Exercise requirements: Each line containing the word "Edge" needs to be copied.

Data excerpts

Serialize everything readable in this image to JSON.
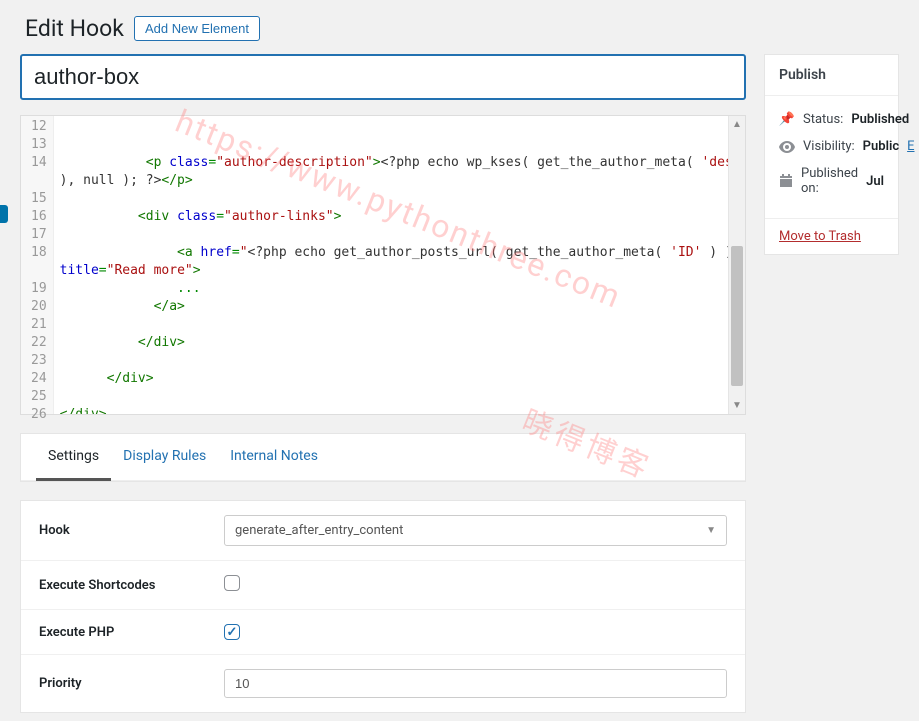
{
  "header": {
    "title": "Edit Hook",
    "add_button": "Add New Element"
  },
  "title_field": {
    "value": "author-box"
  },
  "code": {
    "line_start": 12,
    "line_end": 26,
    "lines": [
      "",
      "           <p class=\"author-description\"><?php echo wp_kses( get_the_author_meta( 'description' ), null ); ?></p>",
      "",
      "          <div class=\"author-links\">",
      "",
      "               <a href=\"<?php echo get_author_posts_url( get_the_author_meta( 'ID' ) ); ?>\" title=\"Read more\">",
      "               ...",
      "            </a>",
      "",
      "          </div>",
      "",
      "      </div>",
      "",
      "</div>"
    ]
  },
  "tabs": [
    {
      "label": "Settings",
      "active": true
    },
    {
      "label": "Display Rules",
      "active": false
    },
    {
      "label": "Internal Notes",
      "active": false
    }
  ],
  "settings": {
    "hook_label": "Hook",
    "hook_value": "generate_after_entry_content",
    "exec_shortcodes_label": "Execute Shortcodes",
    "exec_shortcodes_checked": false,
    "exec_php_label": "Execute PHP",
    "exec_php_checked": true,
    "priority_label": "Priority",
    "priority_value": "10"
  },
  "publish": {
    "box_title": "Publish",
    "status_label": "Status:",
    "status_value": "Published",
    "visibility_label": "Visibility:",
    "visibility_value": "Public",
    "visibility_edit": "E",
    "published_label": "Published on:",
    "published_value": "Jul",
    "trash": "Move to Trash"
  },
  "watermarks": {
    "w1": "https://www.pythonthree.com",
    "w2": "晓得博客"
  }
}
==
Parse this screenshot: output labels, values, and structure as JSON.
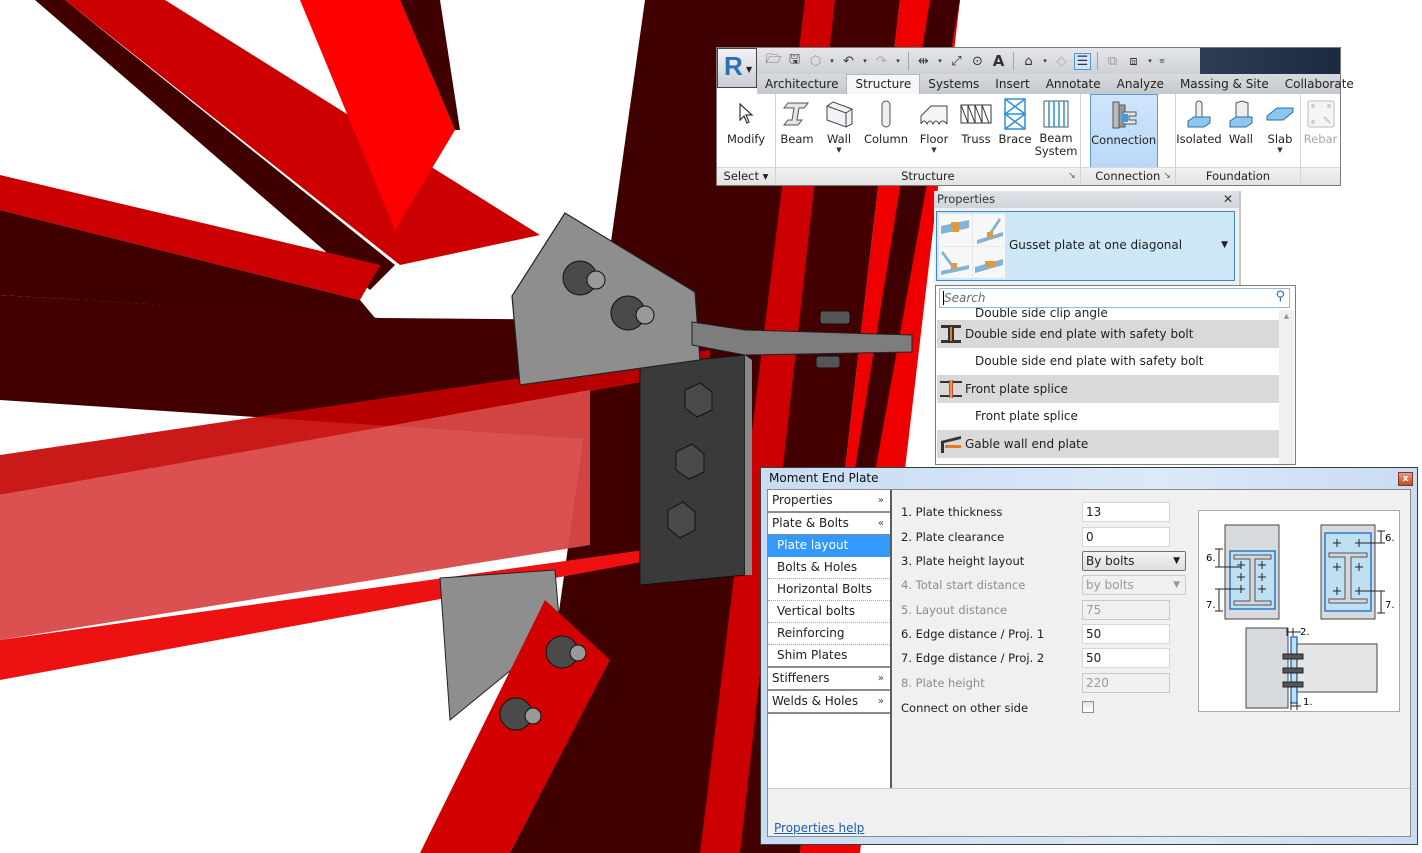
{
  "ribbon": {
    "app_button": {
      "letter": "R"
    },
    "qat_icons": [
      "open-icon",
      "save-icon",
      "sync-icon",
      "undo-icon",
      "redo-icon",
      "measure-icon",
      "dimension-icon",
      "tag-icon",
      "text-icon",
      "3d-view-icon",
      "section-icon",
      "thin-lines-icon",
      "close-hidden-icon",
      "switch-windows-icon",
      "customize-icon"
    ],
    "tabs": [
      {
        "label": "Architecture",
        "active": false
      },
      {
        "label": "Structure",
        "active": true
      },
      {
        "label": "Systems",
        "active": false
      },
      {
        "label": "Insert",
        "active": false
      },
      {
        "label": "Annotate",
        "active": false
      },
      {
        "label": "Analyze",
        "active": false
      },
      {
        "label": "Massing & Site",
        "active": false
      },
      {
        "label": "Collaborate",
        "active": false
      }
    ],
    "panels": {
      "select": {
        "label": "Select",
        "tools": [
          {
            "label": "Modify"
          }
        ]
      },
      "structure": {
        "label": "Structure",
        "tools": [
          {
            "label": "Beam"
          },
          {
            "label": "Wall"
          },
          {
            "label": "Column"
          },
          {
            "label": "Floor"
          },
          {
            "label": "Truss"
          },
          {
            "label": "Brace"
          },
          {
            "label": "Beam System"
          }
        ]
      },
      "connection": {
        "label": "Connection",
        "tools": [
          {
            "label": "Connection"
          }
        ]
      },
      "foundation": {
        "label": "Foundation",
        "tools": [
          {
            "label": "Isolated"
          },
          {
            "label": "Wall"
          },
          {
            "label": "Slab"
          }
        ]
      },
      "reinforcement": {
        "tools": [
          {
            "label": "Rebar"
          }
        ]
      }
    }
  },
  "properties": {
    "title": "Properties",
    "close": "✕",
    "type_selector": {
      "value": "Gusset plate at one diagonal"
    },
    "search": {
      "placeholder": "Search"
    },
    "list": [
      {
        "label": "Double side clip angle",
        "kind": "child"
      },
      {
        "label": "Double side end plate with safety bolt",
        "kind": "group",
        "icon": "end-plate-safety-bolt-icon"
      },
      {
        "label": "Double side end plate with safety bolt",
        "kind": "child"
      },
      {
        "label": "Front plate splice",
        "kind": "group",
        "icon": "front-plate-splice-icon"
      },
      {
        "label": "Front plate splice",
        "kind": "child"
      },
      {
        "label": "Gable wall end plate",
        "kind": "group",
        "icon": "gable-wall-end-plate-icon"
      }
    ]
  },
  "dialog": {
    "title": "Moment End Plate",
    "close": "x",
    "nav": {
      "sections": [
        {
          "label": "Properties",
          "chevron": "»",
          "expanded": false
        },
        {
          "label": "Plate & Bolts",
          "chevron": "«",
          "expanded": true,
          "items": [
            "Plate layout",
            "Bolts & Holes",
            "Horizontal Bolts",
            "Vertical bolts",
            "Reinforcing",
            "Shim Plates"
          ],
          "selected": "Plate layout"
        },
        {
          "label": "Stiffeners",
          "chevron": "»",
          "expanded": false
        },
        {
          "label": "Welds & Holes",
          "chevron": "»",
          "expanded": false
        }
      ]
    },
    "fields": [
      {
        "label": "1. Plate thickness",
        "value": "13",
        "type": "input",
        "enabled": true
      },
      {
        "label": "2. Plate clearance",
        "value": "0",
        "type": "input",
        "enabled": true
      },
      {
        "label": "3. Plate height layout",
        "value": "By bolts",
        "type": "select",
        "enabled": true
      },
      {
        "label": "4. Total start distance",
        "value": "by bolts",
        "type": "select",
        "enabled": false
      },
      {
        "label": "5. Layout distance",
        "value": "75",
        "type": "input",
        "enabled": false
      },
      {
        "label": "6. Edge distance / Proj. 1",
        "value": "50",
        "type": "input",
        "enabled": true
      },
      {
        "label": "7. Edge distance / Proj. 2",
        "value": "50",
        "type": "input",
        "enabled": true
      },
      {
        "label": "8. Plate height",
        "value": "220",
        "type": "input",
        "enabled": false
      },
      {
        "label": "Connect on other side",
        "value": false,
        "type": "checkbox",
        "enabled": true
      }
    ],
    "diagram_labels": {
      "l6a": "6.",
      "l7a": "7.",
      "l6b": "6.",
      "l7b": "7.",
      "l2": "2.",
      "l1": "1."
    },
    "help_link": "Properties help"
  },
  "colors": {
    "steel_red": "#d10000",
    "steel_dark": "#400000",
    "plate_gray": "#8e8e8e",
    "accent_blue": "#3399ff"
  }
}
...
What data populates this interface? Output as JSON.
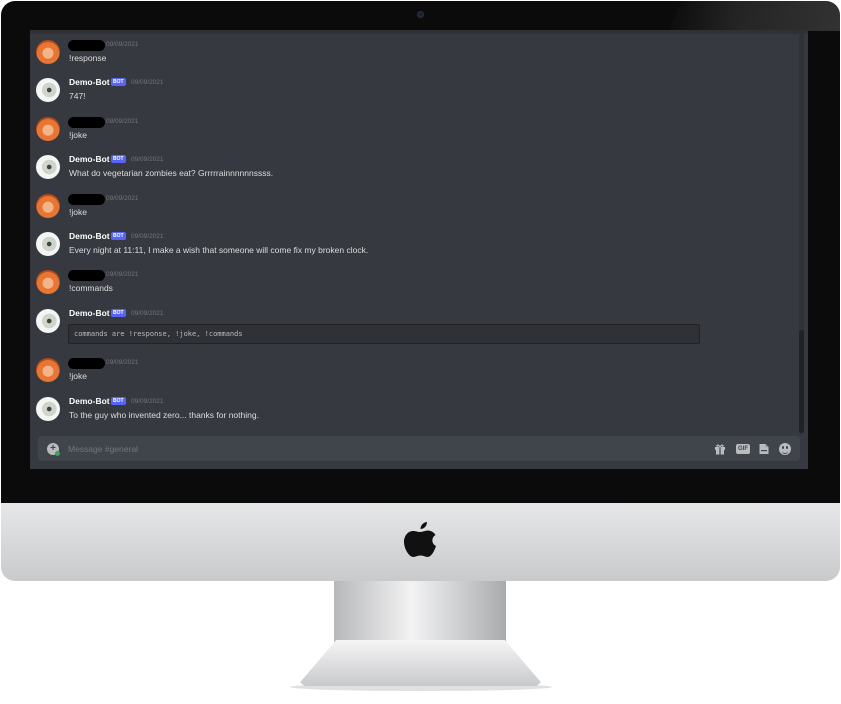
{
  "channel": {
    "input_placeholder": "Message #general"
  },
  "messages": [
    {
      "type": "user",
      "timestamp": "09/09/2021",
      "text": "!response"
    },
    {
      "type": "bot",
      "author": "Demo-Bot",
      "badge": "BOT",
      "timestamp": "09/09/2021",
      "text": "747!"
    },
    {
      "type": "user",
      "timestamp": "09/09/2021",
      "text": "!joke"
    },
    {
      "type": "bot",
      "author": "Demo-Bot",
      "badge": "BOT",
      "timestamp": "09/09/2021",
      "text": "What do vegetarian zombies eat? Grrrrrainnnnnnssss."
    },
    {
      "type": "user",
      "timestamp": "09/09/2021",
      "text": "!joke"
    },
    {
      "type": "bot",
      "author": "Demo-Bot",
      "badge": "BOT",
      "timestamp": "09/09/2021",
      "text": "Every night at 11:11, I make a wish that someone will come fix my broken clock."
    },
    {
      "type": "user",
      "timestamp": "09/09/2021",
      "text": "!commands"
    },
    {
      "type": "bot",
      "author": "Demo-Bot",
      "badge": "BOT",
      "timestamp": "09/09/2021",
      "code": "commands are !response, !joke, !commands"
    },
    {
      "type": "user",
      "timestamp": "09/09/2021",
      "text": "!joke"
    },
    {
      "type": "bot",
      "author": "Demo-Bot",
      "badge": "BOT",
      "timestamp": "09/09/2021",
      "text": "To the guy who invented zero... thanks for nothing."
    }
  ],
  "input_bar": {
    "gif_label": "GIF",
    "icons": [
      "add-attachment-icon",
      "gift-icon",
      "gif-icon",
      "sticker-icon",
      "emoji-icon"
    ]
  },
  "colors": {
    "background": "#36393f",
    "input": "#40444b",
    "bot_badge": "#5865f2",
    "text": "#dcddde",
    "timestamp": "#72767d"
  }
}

Result of this task:
        "label": "6. Edge distance / Proj. 1",
        "label": "7. Edge distance / Proj. 2",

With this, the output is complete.